--- begin ---

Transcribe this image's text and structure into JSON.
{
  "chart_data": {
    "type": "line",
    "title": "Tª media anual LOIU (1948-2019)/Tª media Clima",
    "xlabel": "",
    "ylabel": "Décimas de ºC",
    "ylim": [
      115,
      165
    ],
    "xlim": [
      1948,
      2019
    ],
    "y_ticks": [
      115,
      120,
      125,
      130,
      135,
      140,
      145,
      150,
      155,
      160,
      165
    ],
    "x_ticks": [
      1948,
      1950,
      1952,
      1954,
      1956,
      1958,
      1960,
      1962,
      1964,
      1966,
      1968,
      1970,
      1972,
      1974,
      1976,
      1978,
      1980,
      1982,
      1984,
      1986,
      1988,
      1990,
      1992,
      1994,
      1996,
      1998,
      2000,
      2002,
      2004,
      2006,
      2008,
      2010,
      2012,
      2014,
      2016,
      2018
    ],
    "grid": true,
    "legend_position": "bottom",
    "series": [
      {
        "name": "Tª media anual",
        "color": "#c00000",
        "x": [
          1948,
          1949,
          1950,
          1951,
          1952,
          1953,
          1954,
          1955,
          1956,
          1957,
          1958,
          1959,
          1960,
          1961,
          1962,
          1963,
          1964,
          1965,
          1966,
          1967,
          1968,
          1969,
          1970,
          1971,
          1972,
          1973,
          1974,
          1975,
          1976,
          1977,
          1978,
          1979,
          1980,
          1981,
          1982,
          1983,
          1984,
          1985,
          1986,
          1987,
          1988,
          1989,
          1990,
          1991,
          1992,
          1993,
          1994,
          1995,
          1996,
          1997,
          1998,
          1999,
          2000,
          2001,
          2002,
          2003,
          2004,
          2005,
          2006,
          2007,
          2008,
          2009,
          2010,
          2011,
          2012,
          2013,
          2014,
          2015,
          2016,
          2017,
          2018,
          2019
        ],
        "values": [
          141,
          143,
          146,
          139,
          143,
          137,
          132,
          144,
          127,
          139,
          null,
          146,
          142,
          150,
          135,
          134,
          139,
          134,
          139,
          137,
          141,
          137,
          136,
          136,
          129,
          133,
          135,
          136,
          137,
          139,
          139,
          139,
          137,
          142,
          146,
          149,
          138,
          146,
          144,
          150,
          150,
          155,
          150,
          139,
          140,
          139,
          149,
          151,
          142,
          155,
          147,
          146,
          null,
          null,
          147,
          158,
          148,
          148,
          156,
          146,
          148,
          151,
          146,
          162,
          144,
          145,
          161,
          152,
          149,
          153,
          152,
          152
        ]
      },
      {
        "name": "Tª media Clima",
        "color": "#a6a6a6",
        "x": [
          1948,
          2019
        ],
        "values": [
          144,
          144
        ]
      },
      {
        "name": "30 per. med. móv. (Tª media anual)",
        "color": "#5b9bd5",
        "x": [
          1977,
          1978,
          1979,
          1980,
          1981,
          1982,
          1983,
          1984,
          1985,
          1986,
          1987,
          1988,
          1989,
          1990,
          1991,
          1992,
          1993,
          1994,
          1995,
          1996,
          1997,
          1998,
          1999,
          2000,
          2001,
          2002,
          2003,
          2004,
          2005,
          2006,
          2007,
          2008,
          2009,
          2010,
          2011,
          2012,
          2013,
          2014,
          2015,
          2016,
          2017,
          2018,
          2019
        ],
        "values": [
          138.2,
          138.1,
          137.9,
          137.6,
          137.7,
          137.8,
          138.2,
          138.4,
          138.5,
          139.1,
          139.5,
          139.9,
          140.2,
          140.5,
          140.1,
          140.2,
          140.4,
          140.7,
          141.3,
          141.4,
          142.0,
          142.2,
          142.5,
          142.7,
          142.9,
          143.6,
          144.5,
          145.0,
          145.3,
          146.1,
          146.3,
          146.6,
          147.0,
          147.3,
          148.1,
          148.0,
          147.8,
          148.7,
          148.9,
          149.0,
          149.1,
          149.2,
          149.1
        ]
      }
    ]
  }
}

--- end ---

• _The request_
Return each line of the records above exactly as it reads.

• _Response below_
Transcribe this image's text and structure into JSON.
{
  "chart_data": {
    "type": "line",
    "title": "Tª media anual LOIU (1948-2019)/Tª media Clima",
    "xlabel": "",
    "ylabel": "Décimas de ºC",
    "ylim": [
      115,
      165
    ],
    "xlim": [
      1948,
      2019
    ],
    "y_ticks": [
      115,
      120,
      125,
      130,
      135,
      140,
      145,
      150,
      155,
      160,
      165
    ],
    "x_ticks": [
      1948,
      1950,
      1952,
      1954,
      1956,
      1958,
      1960,
      1962,
      1964,
      1966,
      1968,
      1970,
      1972,
      1974,
      1976,
      1978,
      1980,
      1982,
      1984,
      1986,
      1988,
      1990,
      1992,
      1994,
      1996,
      1998,
      2000,
      2002,
      2004,
      2006,
      2008,
      2010,
      2012,
      2014,
      2016,
      2018
    ],
    "grid": true,
    "legend_position": "bottom",
    "series": [
      {
        "name": "Tª media anual",
        "color": "#c00000",
        "x": [
          1948,
          1949,
          1950,
          1951,
          1952,
          1953,
          1954,
          1955,
          1956,
          1957,
          1958,
          1959,
          1960,
          1961,
          1962,
          1963,
          1964,
          1965,
          1966,
          1967,
          1968,
          1969,
          1970,
          1971,
          1972,
          1973,
          1974,
          1975,
          1976,
          1977,
          1978,
          1979,
          1980,
          1981,
          1982,
          1983,
          1984,
          1985,
          1986,
          1987,
          1988,
          1989,
          1990,
          1991,
          1992,
          1993,
          1994,
          1995,
          1996,
          1997,
          1998,
          1999,
          2000,
          2001,
          2002,
          2003,
          2004,
          2005,
          2006,
          2007,
          2008,
          2009,
          2010,
          2011,
          2012,
          2013,
          2014,
          2015,
          2016,
          2017,
          2018,
          2019
        ],
        "values": [
          141,
          143,
          146,
          139,
          143,
          137,
          132,
          144,
          127,
          139,
          null,
          146,
          142,
          150,
          135,
          134,
          139,
          134,
          139,
          137,
          141,
          137,
          136,
          136,
          129,
          133,
          135,
          136,
          137,
          139,
          139,
          139,
          137,
          142,
          146,
          149,
          138,
          146,
          144,
          150,
          150,
          155,
          150,
          139,
          140,
          139,
          149,
          151,
          142,
          155,
          147,
          146,
          null,
          null,
          147,
          158,
          148,
          148,
          156,
          146,
          148,
          151,
          146,
          162,
          144,
          145,
          161,
          152,
          149,
          153,
          152,
          152
        ]
      },
      {
        "name": "Tª media Clima",
        "color": "#a6a6a6",
        "x": [
          1948,
          2019
        ],
        "values": [
          144,
          144
        ]
      },
      {
        "name": "30 per. med. móv. (Tª media anual)",
        "color": "#5b9bd5",
        "x": [
          1977,
          1978,
          1979,
          1980,
          1981,
          1982,
          1983,
          1984,
          1985,
          1986,
          1987,
          1988,
          1989,
          1990,
          1991,
          1992,
          1993,
          1994,
          1995,
          1996,
          1997,
          1998,
          1999,
          2000,
          2001,
          2002,
          2003,
          2004,
          2005,
          2006,
          2007,
          2008,
          2009,
          2010,
          2011,
          2012,
          2013,
          2014,
          2015,
          2016,
          2017,
          2018,
          2019
        ],
        "values": [
          138.2,
          138.1,
          137.9,
          137.6,
          137.7,
          137.8,
          138.2,
          138.4,
          138.5,
          139.1,
          139.5,
          139.9,
          140.2,
          140.5,
          140.1,
          140.2,
          140.4,
          140.7,
          141.3,
          141.4,
          142.0,
          142.2,
          142.5,
          142.7,
          142.9,
          143.6,
          144.5,
          145.0,
          145.3,
          146.1,
          146.3,
          146.6,
          147.0,
          147.3,
          148.1,
          148.0,
          147.8,
          148.7,
          148.9,
          149.0,
          149.1,
          149.2,
          149.1
        ]
      }
    ]
  }
}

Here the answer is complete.